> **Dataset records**
====================

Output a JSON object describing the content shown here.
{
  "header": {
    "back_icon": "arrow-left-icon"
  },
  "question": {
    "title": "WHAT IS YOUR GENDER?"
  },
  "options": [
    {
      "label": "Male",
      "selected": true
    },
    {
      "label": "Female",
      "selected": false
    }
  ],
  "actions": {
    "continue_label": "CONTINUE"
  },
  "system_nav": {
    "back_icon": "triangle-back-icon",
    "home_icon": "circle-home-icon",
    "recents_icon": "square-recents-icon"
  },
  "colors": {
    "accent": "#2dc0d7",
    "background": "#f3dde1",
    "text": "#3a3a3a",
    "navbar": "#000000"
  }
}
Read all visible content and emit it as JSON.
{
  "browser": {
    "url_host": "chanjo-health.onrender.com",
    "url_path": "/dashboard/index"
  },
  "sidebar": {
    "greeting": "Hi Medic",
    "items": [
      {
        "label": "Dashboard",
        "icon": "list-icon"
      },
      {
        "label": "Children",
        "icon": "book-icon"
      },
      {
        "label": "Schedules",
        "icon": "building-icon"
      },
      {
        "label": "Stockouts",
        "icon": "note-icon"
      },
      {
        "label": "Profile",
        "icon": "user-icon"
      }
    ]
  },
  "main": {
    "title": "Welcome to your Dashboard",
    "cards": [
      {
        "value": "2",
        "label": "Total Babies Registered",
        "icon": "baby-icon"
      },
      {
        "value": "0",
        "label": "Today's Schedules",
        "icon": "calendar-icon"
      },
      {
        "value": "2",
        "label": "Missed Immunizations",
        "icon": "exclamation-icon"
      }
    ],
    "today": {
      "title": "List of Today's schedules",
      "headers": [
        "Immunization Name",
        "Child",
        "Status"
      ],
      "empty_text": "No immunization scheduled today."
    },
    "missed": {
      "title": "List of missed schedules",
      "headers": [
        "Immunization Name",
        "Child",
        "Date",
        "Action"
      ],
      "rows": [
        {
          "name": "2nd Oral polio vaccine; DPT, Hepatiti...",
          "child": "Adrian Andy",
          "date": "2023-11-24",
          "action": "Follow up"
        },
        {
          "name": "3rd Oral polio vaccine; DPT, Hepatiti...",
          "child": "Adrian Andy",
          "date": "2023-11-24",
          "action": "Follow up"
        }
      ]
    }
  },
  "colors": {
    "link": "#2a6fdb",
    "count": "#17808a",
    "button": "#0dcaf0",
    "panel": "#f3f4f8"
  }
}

====================

> **INSTRUCTION**
Count each line with "Oral" in it and report that figure by itself.

> **THE REPLY**
2